Dataset items:
◆ ◆ ◆

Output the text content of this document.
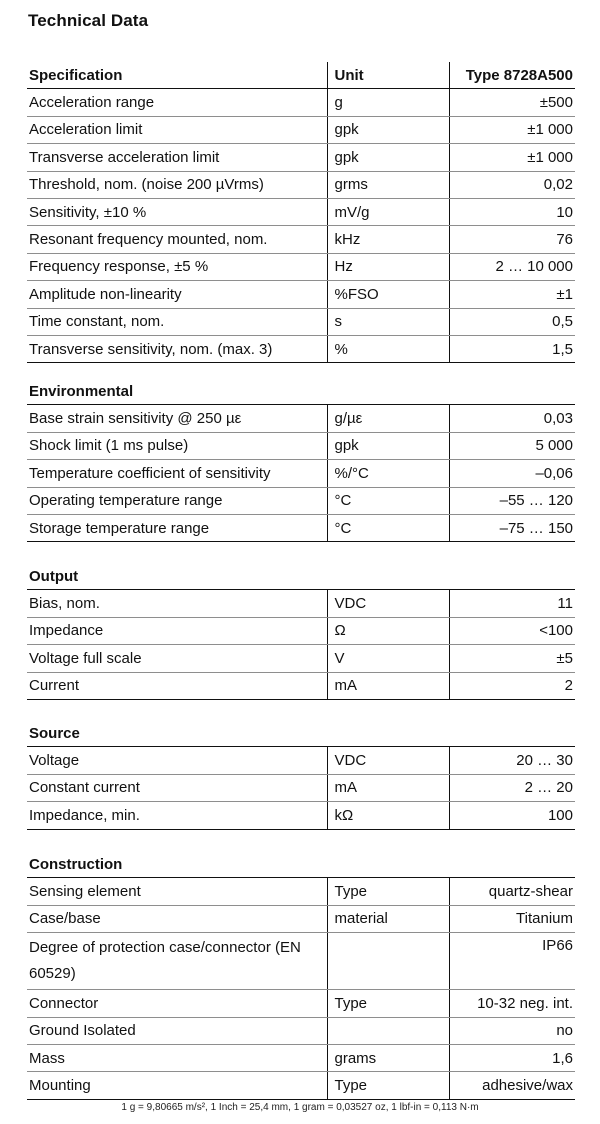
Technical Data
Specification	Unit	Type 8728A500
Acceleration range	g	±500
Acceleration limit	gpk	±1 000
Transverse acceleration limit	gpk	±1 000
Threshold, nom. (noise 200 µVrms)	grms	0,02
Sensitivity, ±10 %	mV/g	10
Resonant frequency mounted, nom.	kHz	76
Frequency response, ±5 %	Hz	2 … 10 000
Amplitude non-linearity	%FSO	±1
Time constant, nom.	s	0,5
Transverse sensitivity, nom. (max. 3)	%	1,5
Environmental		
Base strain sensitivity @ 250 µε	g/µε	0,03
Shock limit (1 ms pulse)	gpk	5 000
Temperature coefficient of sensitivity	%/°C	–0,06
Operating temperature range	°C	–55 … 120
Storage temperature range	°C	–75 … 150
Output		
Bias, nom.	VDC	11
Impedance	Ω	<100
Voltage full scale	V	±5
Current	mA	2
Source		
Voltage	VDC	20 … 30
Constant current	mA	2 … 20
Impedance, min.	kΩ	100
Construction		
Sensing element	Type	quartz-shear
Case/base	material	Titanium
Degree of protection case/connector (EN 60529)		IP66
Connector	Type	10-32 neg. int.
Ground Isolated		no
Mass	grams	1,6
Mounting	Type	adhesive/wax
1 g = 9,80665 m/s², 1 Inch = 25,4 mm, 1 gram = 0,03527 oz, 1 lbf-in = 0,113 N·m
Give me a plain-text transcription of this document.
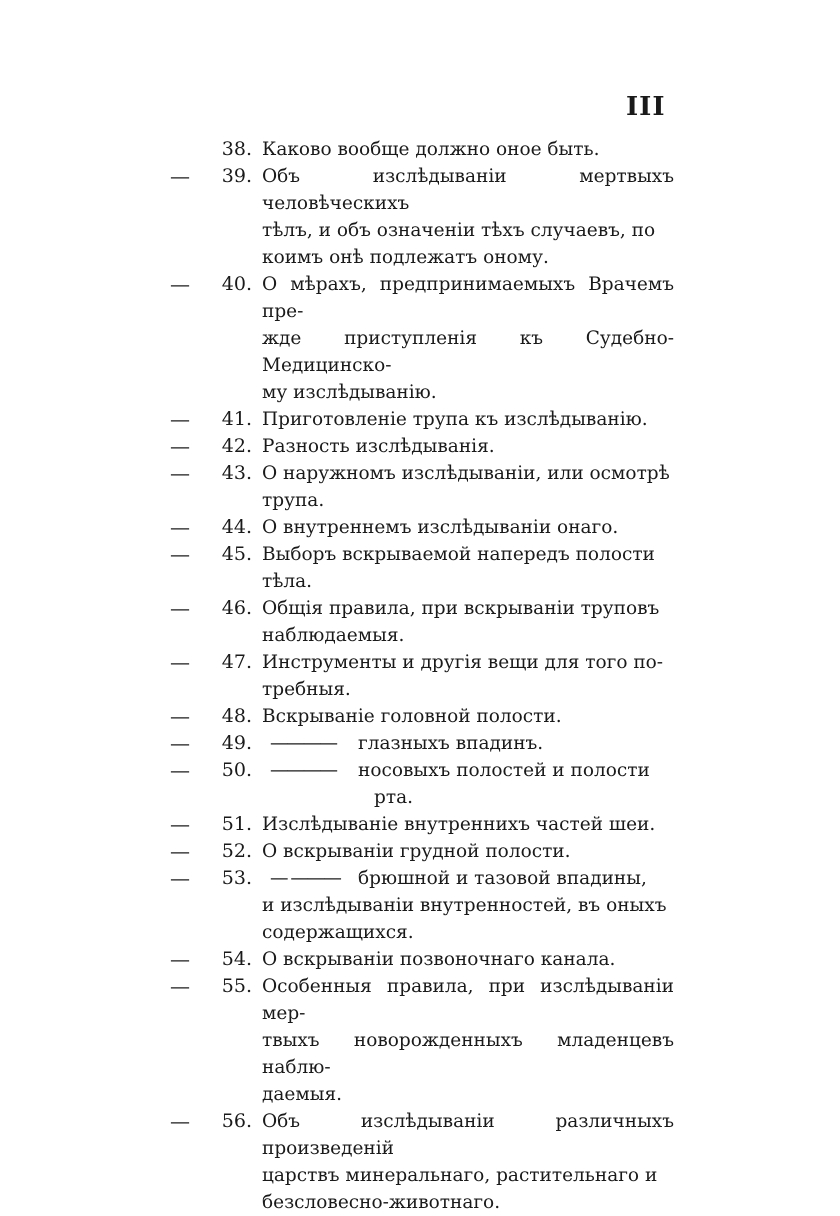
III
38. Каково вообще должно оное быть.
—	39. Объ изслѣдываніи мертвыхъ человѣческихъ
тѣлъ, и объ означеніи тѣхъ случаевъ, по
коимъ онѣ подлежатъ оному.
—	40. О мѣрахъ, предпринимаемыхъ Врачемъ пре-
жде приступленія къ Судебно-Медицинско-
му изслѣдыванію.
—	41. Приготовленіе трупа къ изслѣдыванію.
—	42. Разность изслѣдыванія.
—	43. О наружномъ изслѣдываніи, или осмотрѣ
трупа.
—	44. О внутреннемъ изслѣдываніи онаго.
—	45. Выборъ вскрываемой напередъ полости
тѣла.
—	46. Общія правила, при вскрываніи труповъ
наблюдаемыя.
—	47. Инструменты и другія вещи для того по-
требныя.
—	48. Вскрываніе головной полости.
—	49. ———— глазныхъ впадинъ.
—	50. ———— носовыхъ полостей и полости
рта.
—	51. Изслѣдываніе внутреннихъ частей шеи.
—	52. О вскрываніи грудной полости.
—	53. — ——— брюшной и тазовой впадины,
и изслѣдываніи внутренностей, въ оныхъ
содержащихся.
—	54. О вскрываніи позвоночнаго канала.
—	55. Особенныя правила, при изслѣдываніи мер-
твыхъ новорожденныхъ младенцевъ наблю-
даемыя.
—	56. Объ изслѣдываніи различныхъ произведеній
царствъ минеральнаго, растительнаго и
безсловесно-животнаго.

◆ ◆ ◆

**The problem**
Reproduce the whole listing exactly, but not the images in it.

**Output of the task**
Output the text content of this document.
Technical Data
Specification	Unit	Type 8728A500
Acceleration range	g	±500
Acceleration limit	gpk	±1 000
Transverse acceleration limit	gpk	±1 000
Threshold, nom. (noise 200 µVrms)	grms	0,02
Sensitivity, ±10 %	mV/g	10
Resonant frequency mounted, nom.	kHz	76
Frequency response, ±5 %	Hz	2 … 10 000
Amplitude non-linearity	%FSO	±1
Time constant, nom.	s	0,5
Transverse sensitivity, nom. (max. 3)	%	1,5
Environmental		
Base strain sensitivity @ 250 µε	g/µε	0,03
Shock limit (1 ms pulse)	gpk	5 000
Temperature coefficient of sensitivity	%/°C	–0,06
Operating temperature range	°C	–55 … 120
Storage temperature range	°C	–75 … 150
Output		
Bias, nom.	VDC	11
Impedance	Ω	<100
Voltage full scale	V	±5
Current	mA	2
Source		
Voltage	VDC	20 … 30
Constant current	mA	2 … 20
Impedance, min.	kΩ	100
Construction		
Sensing element	Type	quartz-shear
Case/base	material	Titanium
Degree of protection case/connector (EN 60529)		IP66
Connector	Type	10-32 neg. int.
Ground Isolated		no
Mass	grams	1,6
Mounting	Type	adhesive/wax
1 g = 9,80665 m/s², 1 Inch = 25,4 mm, 1 gram = 0,03527 oz, 1 lbf-in = 0,113 N·m
Give me a plain-text transcription of this document.
III
38. Каково вообще должно оное быть.
—	39. Объ изслѣдываніи мертвыхъ человѣческихъ
тѣлъ, и объ означеніи тѣхъ случаевъ, по
коимъ онѣ подлежатъ оному.
—	40. О мѣрахъ, предпринимаемыхъ Врачемъ пре-
жде приступленія къ Судебно-Медицинско-
му изслѣдыванію.
—	41. Приготовленіе трупа къ изслѣдыванію.
—	42. Разность изслѣдыванія.
—	43. О наружномъ изслѣдываніи, или осмотрѣ
трупа.
—	44. О внутреннемъ изслѣдываніи онаго.
—	45. Выборъ вскрываемой напередъ полости
тѣла.
—	46. Общія правила, при вскрываніи труповъ
наблюдаемыя.
—	47. Инструменты и другія вещи для того по-
требныя.
—	48. Вскрываніе головной полости.
—	49. ———— глазныхъ впадинъ.
—	50. ———— носовыхъ полостей и полости
рта.
—	51. Изслѣдываніе внутреннихъ частей шеи.
—	52. О вскрываніи грудной полости.
—	53. — ——— брюшной и тазовой впадины,
и изслѣдываніи внутренностей, въ оныхъ
содержащихся.
—	54. О вскрываніи позвоночнаго канала.
—	55. Особенныя правила, при изслѣдываніи мер-
твыхъ новорожденныхъ младенцевъ наблю-
даемыя.
—	56. Объ изслѣдываніи различныхъ произведеній
царствъ минеральнаго, растительнаго и
безсловесно-животнаго.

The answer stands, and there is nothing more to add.